→ Problem description
Every entry must be echoed exactly.
------------------------------------------------------------
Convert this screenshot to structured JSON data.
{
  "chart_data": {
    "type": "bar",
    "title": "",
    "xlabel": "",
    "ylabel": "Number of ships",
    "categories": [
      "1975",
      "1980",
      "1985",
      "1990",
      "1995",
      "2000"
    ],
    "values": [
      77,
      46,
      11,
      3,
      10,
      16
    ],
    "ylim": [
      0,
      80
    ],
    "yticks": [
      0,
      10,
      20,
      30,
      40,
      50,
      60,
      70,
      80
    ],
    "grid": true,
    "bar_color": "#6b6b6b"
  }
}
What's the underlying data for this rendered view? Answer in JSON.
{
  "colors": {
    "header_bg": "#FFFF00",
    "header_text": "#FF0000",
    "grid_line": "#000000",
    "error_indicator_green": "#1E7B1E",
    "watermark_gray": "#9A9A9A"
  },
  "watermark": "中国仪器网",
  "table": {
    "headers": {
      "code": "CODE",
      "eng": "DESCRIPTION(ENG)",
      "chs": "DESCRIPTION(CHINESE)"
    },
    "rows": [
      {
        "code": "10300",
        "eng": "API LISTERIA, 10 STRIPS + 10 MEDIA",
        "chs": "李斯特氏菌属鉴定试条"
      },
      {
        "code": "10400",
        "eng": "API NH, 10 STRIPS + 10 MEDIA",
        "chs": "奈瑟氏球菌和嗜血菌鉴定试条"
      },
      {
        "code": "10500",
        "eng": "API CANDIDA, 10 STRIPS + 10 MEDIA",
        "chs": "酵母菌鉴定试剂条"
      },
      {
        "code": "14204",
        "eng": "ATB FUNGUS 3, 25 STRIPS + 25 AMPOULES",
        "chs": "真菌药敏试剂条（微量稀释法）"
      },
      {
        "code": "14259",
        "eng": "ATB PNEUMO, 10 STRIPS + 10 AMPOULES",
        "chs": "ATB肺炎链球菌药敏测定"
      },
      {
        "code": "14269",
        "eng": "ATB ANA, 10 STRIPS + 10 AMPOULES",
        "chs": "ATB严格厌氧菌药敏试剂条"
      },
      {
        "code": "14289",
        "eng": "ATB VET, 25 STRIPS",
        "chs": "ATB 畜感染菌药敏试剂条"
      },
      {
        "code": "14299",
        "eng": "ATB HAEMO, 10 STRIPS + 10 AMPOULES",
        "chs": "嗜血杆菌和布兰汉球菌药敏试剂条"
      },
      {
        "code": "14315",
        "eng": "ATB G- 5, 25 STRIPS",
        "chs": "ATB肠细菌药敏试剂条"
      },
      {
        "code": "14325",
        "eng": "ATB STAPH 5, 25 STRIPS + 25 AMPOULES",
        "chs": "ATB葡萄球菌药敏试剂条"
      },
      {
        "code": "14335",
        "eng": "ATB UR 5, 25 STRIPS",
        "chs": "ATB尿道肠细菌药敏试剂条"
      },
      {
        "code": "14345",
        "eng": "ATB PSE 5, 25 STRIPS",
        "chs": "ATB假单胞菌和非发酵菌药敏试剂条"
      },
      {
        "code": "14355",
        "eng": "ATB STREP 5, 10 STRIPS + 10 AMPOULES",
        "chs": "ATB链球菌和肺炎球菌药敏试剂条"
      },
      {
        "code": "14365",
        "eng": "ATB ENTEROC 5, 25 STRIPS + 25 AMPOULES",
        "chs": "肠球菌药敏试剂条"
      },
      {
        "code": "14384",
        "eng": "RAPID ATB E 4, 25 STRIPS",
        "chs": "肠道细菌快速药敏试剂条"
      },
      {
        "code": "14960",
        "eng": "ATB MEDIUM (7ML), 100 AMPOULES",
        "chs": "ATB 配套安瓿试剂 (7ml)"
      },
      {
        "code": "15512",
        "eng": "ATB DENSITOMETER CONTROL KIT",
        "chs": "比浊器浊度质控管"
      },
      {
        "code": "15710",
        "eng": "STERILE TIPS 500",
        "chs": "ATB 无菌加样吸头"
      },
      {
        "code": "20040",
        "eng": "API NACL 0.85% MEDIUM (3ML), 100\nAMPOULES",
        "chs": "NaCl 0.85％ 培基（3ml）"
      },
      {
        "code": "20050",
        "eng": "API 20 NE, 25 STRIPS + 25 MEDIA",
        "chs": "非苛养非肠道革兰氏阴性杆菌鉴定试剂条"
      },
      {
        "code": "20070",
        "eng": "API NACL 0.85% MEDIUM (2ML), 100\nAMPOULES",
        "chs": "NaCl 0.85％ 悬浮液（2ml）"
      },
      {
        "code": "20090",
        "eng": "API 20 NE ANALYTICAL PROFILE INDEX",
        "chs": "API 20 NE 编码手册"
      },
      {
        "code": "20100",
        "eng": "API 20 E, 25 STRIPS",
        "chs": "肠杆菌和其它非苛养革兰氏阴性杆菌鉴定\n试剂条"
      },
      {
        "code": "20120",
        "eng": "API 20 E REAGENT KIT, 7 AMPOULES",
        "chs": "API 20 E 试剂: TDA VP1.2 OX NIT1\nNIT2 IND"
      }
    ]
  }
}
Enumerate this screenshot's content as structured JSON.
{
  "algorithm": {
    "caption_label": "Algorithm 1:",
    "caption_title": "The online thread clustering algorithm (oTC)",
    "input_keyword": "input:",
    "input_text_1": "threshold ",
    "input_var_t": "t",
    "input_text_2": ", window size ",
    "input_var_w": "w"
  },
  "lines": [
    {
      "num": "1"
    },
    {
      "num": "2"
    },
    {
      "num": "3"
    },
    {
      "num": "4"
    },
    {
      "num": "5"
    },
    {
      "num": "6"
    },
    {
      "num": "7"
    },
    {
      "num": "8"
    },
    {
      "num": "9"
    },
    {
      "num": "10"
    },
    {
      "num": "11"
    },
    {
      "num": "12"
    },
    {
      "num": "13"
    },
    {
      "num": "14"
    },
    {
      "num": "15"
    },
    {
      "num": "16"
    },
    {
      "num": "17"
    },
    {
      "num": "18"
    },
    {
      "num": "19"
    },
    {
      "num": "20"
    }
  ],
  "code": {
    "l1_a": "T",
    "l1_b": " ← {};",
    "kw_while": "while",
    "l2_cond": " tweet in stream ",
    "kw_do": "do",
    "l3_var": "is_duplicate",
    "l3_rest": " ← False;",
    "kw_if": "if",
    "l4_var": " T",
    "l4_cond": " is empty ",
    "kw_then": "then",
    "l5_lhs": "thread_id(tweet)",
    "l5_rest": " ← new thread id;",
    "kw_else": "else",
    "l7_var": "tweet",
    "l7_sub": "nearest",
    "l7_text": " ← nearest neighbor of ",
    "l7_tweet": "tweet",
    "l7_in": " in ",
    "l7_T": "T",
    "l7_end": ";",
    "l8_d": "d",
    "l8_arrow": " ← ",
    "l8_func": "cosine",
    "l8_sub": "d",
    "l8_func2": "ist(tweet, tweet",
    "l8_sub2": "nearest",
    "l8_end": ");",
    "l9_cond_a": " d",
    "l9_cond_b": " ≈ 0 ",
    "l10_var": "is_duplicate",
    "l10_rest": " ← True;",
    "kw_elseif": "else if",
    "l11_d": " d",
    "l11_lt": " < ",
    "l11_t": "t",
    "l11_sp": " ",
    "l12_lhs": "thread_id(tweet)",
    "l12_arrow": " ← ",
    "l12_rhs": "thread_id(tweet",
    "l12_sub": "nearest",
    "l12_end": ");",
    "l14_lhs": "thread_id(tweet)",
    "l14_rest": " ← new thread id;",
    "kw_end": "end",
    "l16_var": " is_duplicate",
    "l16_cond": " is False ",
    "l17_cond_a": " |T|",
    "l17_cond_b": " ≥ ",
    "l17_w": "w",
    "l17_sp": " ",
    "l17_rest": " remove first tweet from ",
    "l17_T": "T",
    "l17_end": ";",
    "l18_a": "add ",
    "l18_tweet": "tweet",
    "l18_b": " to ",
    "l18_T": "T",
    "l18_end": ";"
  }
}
------------------------------------------------------------
→ Response for this exercise
Convert this screenshot to structured JSON data.
{
  "chart_data": {
    "type": "bar",
    "title": "",
    "xlabel": "",
    "ylabel": "Number of ships",
    "categories": [
      "1975",
      "1980",
      "1985",
      "1990",
      "1995",
      "2000"
    ],
    "values": [
      77,
      46,
      11,
      3,
      10,
      16
    ],
    "ylim": [
      0,
      80
    ],
    "yticks": [
      0,
      10,
      20,
      30,
      40,
      50,
      60,
      70,
      80
    ],
    "grid": true,
    "bar_color": "#6b6b6b"
  }
}
What's the underlying data for this rendered view? Answer in JSON.
{
  "colors": {
    "header_bg": "#FFFF00",
    "header_text": "#FF0000",
    "grid_line": "#000000",
    "error_indicator_green": "#1E7B1E",
    "watermark_gray": "#9A9A9A"
  },
  "watermark": "中国仪器网",
  "table": {
    "headers": {
      "code": "CODE",
      "eng": "DESCRIPTION(ENG)",
      "chs": "DESCRIPTION(CHINESE)"
    },
    "rows": [
      {
        "code": "10300",
        "eng": "API LISTERIA, 10 STRIPS + 10 MEDIA",
        "chs": "李斯特氏菌属鉴定试条"
      },
      {
        "code": "10400",
        "eng": "API NH, 10 STRIPS + 10 MEDIA",
        "chs": "奈瑟氏球菌和嗜血菌鉴定试条"
      },
      {
        "code": "10500",
        "eng": "API CANDIDA, 10 STRIPS + 10 MEDIA",
        "chs": "酵母菌鉴定试剂条"
      },
      {
        "code": "14204",
        "eng": "ATB FUNGUS 3, 25 STRIPS + 25 AMPOULES",
        "chs": "真菌药敏试剂条（微量稀释法）"
      },
      {
        "code": "14259",
        "eng": "ATB PNEUMO, 10 STRIPS + 10 AMPOULES",
        "chs": "ATB肺炎链球菌药敏测定"
      },
      {
        "code": "14269",
        "eng": "ATB ANA, 10 STRIPS + 10 AMPOULES",
        "chs": "ATB严格厌氧菌药敏试剂条"
      },
      {
        "code": "14289",
        "eng": "ATB VET, 25 STRIPS",
        "chs": "ATB 畜感染菌药敏试剂条"
      },
      {
        "code": "14299",
        "eng": "ATB HAEMO, 10 STRIPS + 10 AMPOULES",
        "chs": "嗜血杆菌和布兰汉球菌药敏试剂条"
      },
      {
        "code": "14315",
        "eng": "ATB G- 5, 25 STRIPS",
        "chs": "ATB肠细菌药敏试剂条"
      },
      {
        "code": "14325",
        "eng": "ATB STAPH 5, 25 STRIPS + 25 AMPOULES",
        "chs": "ATB葡萄球菌药敏试剂条"
      },
      {
        "code": "14335",
        "eng": "ATB UR 5, 25 STRIPS",
        "chs": "ATB尿道肠细菌药敏试剂条"
      },
      {
        "code": "14345",
        "eng": "ATB PSE 5, 25 STRIPS",
        "chs": "ATB假单胞菌和非发酵菌药敏试剂条"
      },
      {
        "code": "14355",
        "eng": "ATB STREP 5, 10 STRIPS + 10 AMPOULES",
        "chs": "ATB链球菌和肺炎球菌药敏试剂条"
      },
      {
        "code": "14365",
        "eng": "ATB ENTEROC 5, 25 STRIPS + 25 AMPOULES",
        "chs": "肠球菌药敏试剂条"
      },
      {
        "code": "14384",
        "eng": "RAPID ATB E 4, 25 STRIPS",
        "chs": "肠道细菌快速药敏试剂条"
      },
      {
        "code": "14960",
        "eng": "ATB MEDIUM (7ML), 100 AMPOULES",
        "chs": "ATB 配套安瓿试剂 (7ml)"
      },
      {
        "code": "15512",
        "eng": "ATB DENSITOMETER CONTROL KIT",
        "chs": "比浊器浊度质控管"
      },
      {
        "code": "15710",
        "eng": "STERILE TIPS 500",
        "chs": "ATB 无菌加样吸头"
      },
      {
        "code": "20040",
        "eng": "API NACL 0.85% MEDIUM (3ML), 100\nAMPOULES",
        "chs": "NaCl 0.85％ 培基（3ml）"
      },
      {
        "code": "20050",
        "eng": "API 20 NE, 25 STRIPS + 25 MEDIA",
        "chs": "非苛养非肠道革兰氏阴性杆菌鉴定试剂条"
      },
      {
        "code": "20070",
        "eng": "API NACL 0.85% MEDIUM (2ML), 100\nAMPOULES",
        "chs": "NaCl 0.85％ 悬浮液（2ml）"
      },
      {
        "code": "20090",
        "eng": "API 20 NE ANALYTICAL PROFILE INDEX",
        "chs": "API 20 NE 编码手册"
      },
      {
        "code": "20100",
        "eng": "API 20 E, 25 STRIPS",
        "chs": "肠杆菌和其它非苛养革兰氏阴性杆菌鉴定\n试剂条"
      },
      {
        "code": "20120",
        "eng": "API 20 E REAGENT KIT, 7 AMPOULES",
        "chs": "API 20 E 试剂: TDA VP1.2 OX NIT1\nNIT2 IND"
      }
    ]
  }
}
Enumerate this screenshot's content as structured JSON.
{
  "algorithm": {
    "caption_label": "Algorithm 1:",
    "caption_title": "The online thread clustering algorithm (oTC)",
    "input_keyword": "input:",
    "input_text_1": "threshold ",
    "input_var_t": "t",
    "input_text_2": ", window size ",
    "input_var_w": "w"
  },
  "lines": [
    {
      "num": "1"
    },
    {
      "num": "2"
    },
    {
      "num": "3"
    },
    {
      "num": "4"
    },
    {
      "num": "5"
    },
    {
      "num": "6"
    },
    {
      "num": "7"
    },
    {
      "num": "8"
    },
    {
      "num": "9"
    },
    {
      "num": "10"
    },
    {
      "num": "11"
    },
    {
      "num": "12"
    },
    {
      "num": "13"
    },
    {
      "num": "14"
    },
    {
      "num": "15"
    },
    {
      "num": "16"
    },
    {
      "num": "17"
    },
    {
      "num": "18"
    },
    {
      "num": "19"
    },
    {
      "num": "20"
    }
  ],
  "code": {
    "l1_a": "T",
    "l1_b": " ← {};",
    "kw_while": "while",
    "l2_cond": " tweet in stream ",
    "kw_do": "do",
    "l3_var": "is_duplicate",
    "l3_rest": " ← False;",
    "kw_if": "if",
    "l4_var": " T",
    "l4_cond": " is empty ",
    "kw_then": "then",
    "l5_lhs": "thread_id(tweet)",
    "l5_rest": " ← new thread id;",
    "kw_else": "else",
    "l7_var": "tweet",
    "l7_sub": "nearest",
    "l7_text": " ← nearest neighbor of ",
    "l7_tweet": "tweet",
    "l7_in": " in ",
    "l7_T": "T",
    "l7_end": ";",
    "l8_d": "d",
    "l8_arrow": " ← ",
    "l8_func": "cosine",
    "l8_sub": "d",
    "l8_func2": "ist(tweet, tweet",
    "l8_sub2": "nearest",
    "l8_end": ");",
    "l9_cond_a": " d",
    "l9_cond_b": " ≈ 0 ",
    "l10_var": "is_duplicate",
    "l10_rest": " ← True;",
    "kw_elseif": "else if",
    "l11_d": " d",
    "l11_lt": " < ",
    "l11_t": "t",
    "l11_sp": " ",
    "l12_lhs": "thread_id(tweet)",
    "l12_arrow": " ← ",
    "l12_rhs": "thread_id(tweet",
    "l12_sub": "nearest",
    "l12_end": ");",
    "l14_lhs": "thread_id(tweet)",
    "l14_rest": " ← new thread id;",
    "kw_end": "end",
    "l16_var": " is_duplicate",
    "l16_cond": " is False ",
    "l17_cond_a": " |T|",
    "l17_cond_b": " ≥ ",
    "l17_w": "w",
    "l17_sp": " ",
    "l17_rest": " remove first tweet from ",
    "l17_T": "T",
    "l17_end": ";",
    "l18_a": "add ",
    "l18_tweet": "tweet",
    "l18_b": " to ",
    "l18_T": "T",
    "l18_end": ";"
  }
}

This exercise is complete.